Figure record listings

--------------------------------------------------

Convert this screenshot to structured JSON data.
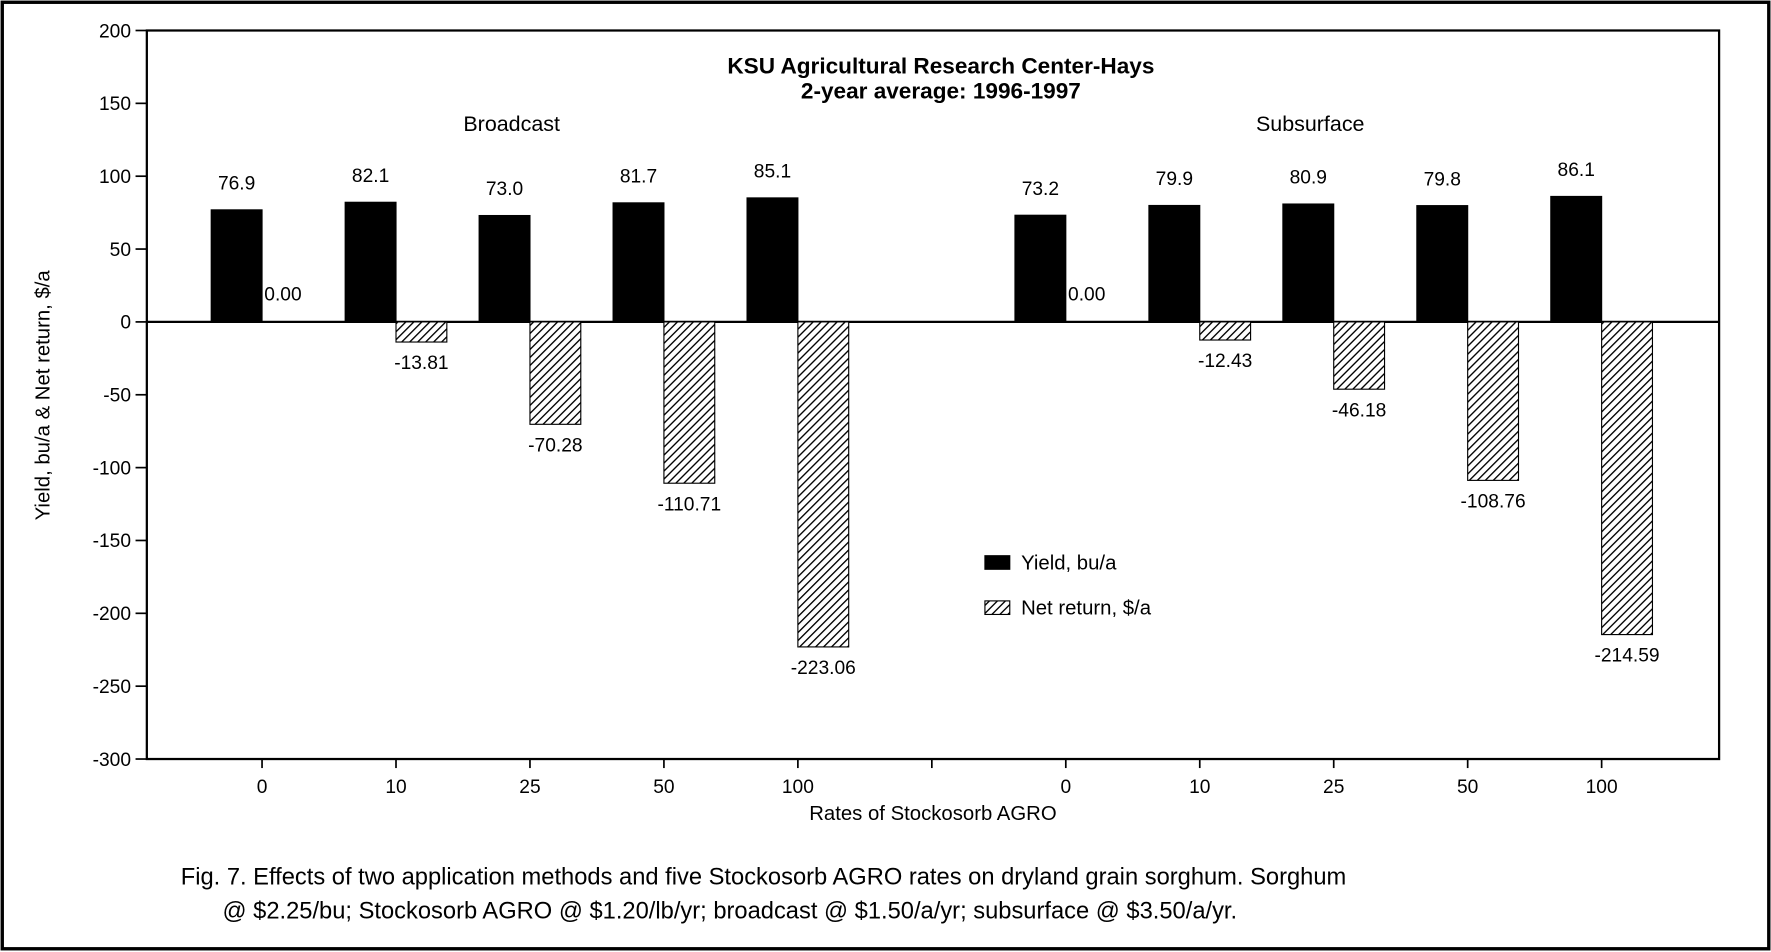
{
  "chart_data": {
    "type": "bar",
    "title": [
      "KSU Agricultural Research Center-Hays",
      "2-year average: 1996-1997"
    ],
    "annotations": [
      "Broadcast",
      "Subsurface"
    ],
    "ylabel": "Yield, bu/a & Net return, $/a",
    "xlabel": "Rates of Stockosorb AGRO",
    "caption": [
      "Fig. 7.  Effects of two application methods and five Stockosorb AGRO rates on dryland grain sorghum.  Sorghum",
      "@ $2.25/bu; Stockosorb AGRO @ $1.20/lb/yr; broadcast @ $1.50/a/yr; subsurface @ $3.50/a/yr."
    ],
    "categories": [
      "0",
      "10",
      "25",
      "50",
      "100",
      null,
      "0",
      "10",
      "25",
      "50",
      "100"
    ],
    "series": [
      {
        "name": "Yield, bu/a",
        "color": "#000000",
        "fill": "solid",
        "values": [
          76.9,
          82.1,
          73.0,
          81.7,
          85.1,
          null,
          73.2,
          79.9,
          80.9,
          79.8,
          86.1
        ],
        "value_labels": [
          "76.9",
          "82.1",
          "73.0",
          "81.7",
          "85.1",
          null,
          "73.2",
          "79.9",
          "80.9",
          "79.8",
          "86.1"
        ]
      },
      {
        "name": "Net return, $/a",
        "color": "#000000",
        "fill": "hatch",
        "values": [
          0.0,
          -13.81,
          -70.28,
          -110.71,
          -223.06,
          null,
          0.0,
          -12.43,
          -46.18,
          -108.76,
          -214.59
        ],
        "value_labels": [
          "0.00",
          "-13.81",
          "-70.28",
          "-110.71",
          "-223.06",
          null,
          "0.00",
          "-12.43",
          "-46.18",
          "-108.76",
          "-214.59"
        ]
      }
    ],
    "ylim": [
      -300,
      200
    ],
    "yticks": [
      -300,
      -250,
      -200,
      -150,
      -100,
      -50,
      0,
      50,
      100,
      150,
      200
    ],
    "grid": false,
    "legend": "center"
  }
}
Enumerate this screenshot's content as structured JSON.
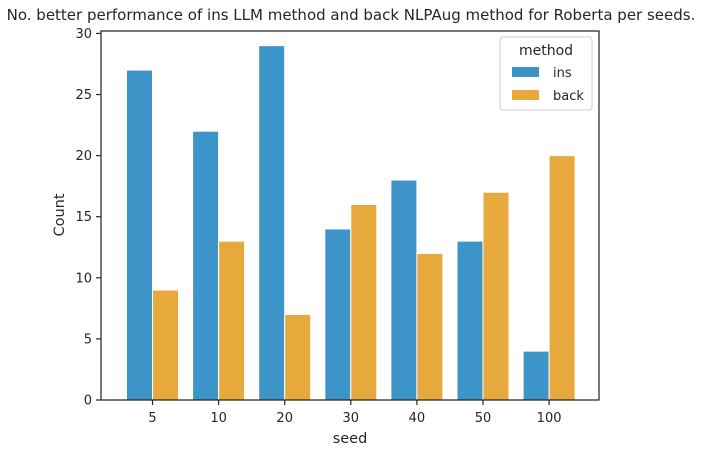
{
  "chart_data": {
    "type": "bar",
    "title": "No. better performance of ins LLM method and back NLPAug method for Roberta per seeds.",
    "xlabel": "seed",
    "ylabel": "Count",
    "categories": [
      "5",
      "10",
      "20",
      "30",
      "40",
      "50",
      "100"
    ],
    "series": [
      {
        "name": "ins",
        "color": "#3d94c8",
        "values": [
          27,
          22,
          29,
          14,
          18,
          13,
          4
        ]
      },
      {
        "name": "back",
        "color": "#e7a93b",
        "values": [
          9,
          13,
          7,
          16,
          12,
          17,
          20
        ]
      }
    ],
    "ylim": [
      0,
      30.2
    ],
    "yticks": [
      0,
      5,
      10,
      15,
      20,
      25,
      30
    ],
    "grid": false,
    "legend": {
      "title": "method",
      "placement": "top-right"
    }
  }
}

--------------------------------------------------

→ Task objective
From the material above, reproduce everything verbatim except the pictures.

→ Answer for the task
Convert this screenshot to structured JSON data.
{
  "chart_data": {
    "type": "bar",
    "title": [
      "KSU Agricultural Research Center-Hays",
      "2-year average: 1996-1997"
    ],
    "annotations": [
      "Broadcast",
      "Subsurface"
    ],
    "ylabel": "Yield, bu/a & Net return, $/a",
    "xlabel": "Rates of Stockosorb AGRO",
    "caption": [
      "Fig. 7.  Effects of two application methods and five Stockosorb AGRO rates on dryland grain sorghum.  Sorghum",
      "@ $2.25/bu; Stockosorb AGRO @ $1.20/lb/yr; broadcast @ $1.50/a/yr; subsurface @ $3.50/a/yr."
    ],
    "categories": [
      "0",
      "10",
      "25",
      "50",
      "100",
      null,
      "0",
      "10",
      "25",
      "50",
      "100"
    ],
    "series": [
      {
        "name": "Yield, bu/a",
        "color": "#000000",
        "fill": "solid",
        "values": [
          76.9,
          82.1,
          73.0,
          81.7,
          85.1,
          null,
          73.2,
          79.9,
          80.9,
          79.8,
          86.1
        ],
        "value_labels": [
          "76.9",
          "82.1",
          "73.0",
          "81.7",
          "85.1",
          null,
          "73.2",
          "79.9",
          "80.9",
          "79.8",
          "86.1"
        ]
      },
      {
        "name": "Net return, $/a",
        "color": "#000000",
        "fill": "hatch",
        "values": [
          0.0,
          -13.81,
          -70.28,
          -110.71,
          -223.06,
          null,
          0.0,
          -12.43,
          -46.18,
          -108.76,
          -214.59
        ],
        "value_labels": [
          "0.00",
          "-13.81",
          "-70.28",
          "-110.71",
          "-223.06",
          null,
          "0.00",
          "-12.43",
          "-46.18",
          "-108.76",
          "-214.59"
        ]
      }
    ],
    "ylim": [
      -300,
      200
    ],
    "yticks": [
      -300,
      -250,
      -200,
      -150,
      -100,
      -50,
      0,
      50,
      100,
      150,
      200
    ],
    "grid": false,
    "legend": "center"
  }
}
Enumerate this screenshot's content as structured JSON.
{
  "chart_data": {
    "type": "bar",
    "title": "No. better performance of ins LLM method and back NLPAug method for Roberta per seeds.",
    "xlabel": "seed",
    "ylabel": "Count",
    "categories": [
      "5",
      "10",
      "20",
      "30",
      "40",
      "50",
      "100"
    ],
    "series": [
      {
        "name": "ins",
        "color": "#3d94c8",
        "values": [
          27,
          22,
          29,
          14,
          18,
          13,
          4
        ]
      },
      {
        "name": "back",
        "color": "#e7a93b",
        "values": [
          9,
          13,
          7,
          16,
          12,
          17,
          20
        ]
      }
    ],
    "ylim": [
      0,
      30.2
    ],
    "yticks": [
      0,
      5,
      10,
      15,
      20,
      25,
      30
    ],
    "grid": false,
    "legend": {
      "title": "method",
      "placement": "top-right"
    }
  }
}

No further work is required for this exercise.